- Exercise goal
From the listing below, tally the lines that include "жіктеледі". Return only the total.

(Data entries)
──────────────────────────────
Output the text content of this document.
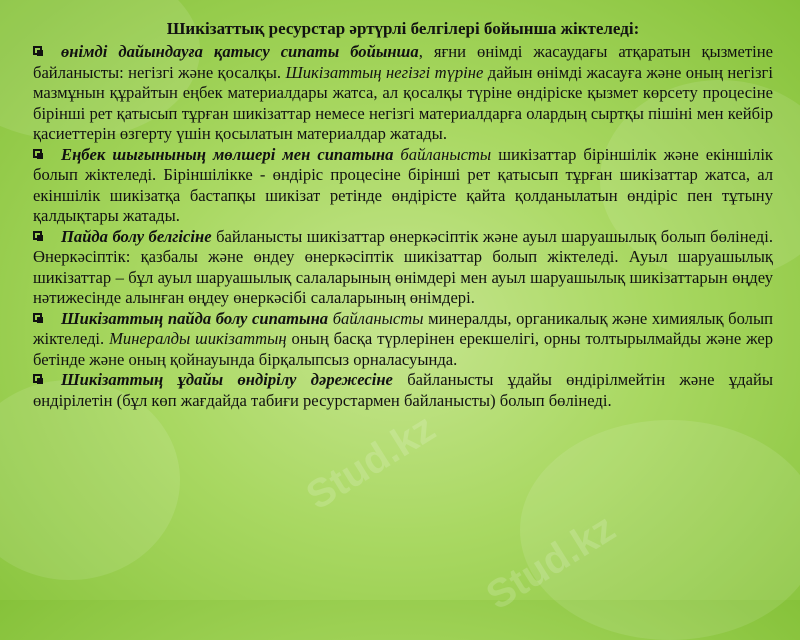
Stud.kz
Stud.kz

Шикізаттық ресурстар әртүрлі белгілері бойынша жіктеледі:

өнімді дайындауға қатысу сипаты бойынша, яғни өнімді жасаудағы атқаратын қызметіне байланысты: негізгі және қосалқы. Шикізаттың негізгі түріне дайын өнімді жасауға және оның негізгі мазмұнын құрайтын еңбек материалдары жатса, ал қосалқы түріне өндіріске қызмет көрсету процесіне бірінші рет қатысып тұрған шикізаттар немесе негізгі материалдарға олардың сыртқы пішіні мен кейбір қасиеттерін өзгерту үшін қосылатын материалдар жатады.

Еңбек шығынының мөлшері мен сипатына байланысты шикізаттар біріншілік және екіншілік болып жіктеледі. Біріншілікке - өндіріс процесіне бірінші рет қатысып тұрған шикізаттар жатса, ал екіншілік шикізатқа бастапқы шикізат ретінде өндірісте қайта қолданылатын өндіріс пен тұтыну қалдықтары жатады.

Пайда болу белгісіне байланысты шикізаттар өнеркәсіптік және ауыл шаруашылық болып бөлінеді. Өнеркәсіптік: қазбалы және өндеу өнеркәсіптік шикізаттар болып жіктеледі. Ауыл шаруашылық шикізаттар – бұл ауыл шаруашылық салаларының өнімдері мен ауыл шаруашылық шикізаттарын өңдеу нәтижесінде алынған өңдеу өнеркәсібі салаларының өнімдері.

Шикізаттың пайда болу сипатына байланысты минералды, органикалық және химиялық болып жіктеледі. Минералды шикізаттың оның басқа түрлерінен ерекшелігі, орны толтырылмайды және жер бетінде және оның қойнауында бірқалыпсыз орналасуында.

Шикізаттың ұдайы өндірілу дәрежесіне байланысты ұдайы өндірілмейтін және ұдайы өндірілетін (бұл көп жағдайда табиғи ресурстармен байланысты) болып бөлінеді.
──────────────────────────────
- Output below
4